Entries >>
____

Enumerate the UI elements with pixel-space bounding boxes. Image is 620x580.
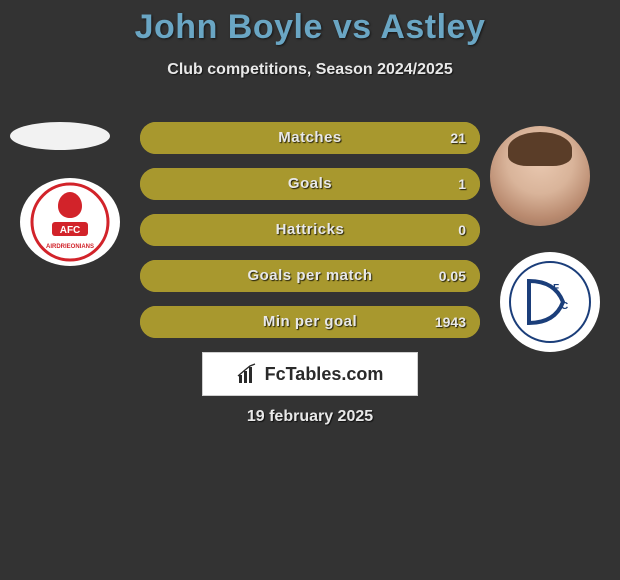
brand-box[interactable]: FcTables.com [202, 352, 418, 396]
stat-value-right: 0 [458, 214, 466, 246]
bar-chart-icon [237, 363, 259, 385]
page-title: John Boyle vs Astley [0, 0, 620, 47]
stat-value-right: 0.05 [439, 260, 466, 292]
svg-text:F: F [553, 283, 559, 294]
stats-bars: Matches21 Goals1 Hattricks0 Goals per match… [140, 122, 480, 352]
right-club-badge: F C [500, 252, 600, 352]
svg-text:AIRDRIEONIANS: AIRDRIEONIANS [46, 244, 94, 250]
stat-row: Min per goal1943 [140, 306, 480, 338]
svg-text:C: C [561, 301, 568, 312]
brand-text: FcTables.com [265, 364, 384, 385]
stat-label: Matches [140, 122, 480, 154]
stat-row: Hattricks0 [140, 214, 480, 246]
stat-row: Matches21 [140, 122, 480, 154]
stat-row: Goals1 [140, 168, 480, 200]
stat-value-right: 1 [458, 168, 466, 200]
stat-label: Goals [140, 168, 480, 200]
dundee-badge-icon: F C [509, 261, 591, 343]
stat-value-right: 21 [450, 122, 466, 154]
stat-value-right: 1943 [435, 306, 466, 338]
left-club-badge: AFC AIRDRIEONIANS [20, 178, 120, 266]
stat-label: Hattricks [140, 214, 480, 246]
stat-label: Goals per match [140, 260, 480, 292]
right-player-avatar [490, 126, 590, 226]
svg-text:AFC: AFC [60, 225, 81, 236]
airdrieonians-badge-icon: AFC AIRDRIEONIANS [30, 182, 110, 262]
left-player-avatar [10, 122, 110, 150]
stat-row: Goals per match0.05 [140, 260, 480, 292]
stat-label: Min per goal [140, 306, 480, 338]
date-line: 19 february 2025 [0, 408, 620, 426]
subtitle: Club competitions, Season 2024/2025 [0, 61, 620, 79]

____

Aim of the task >> List as a numbered list the rows beginning with the line that contains "brand-box[interactable]: FcTables.com [202, 352, 418, 396]" and ending with the line that contains "svg-text:C: C [561, 301, 568, 312]", leaving out any blank lines.

Answer for this exercise >>
1. brand-box[interactable]: FcTables.com [202, 352, 418, 396]
2. stat-value-right: 0 [458, 214, 466, 246]
3. bar-chart-icon [237, 363, 259, 385]
4. page-title: John Boyle vs Astley [0, 0, 620, 47]
5. stat-value-right: 0.05 [439, 260, 466, 292]
6. svg-text:F: F [553, 283, 559, 294]
7. stats-bars: Matches21 Goals1 Hattricks0 Goals per match… [140, 122, 480, 352]
8. right-club-badge: F C [500, 252, 600, 352]
9. svg-text:AIRDRIEONIANS: AIRDRIEONIANS [46, 244, 94, 250]
10. stat-row: Min per goal1943 [140, 306, 480, 338]
11. svg-text:C: C [561, 301, 568, 312]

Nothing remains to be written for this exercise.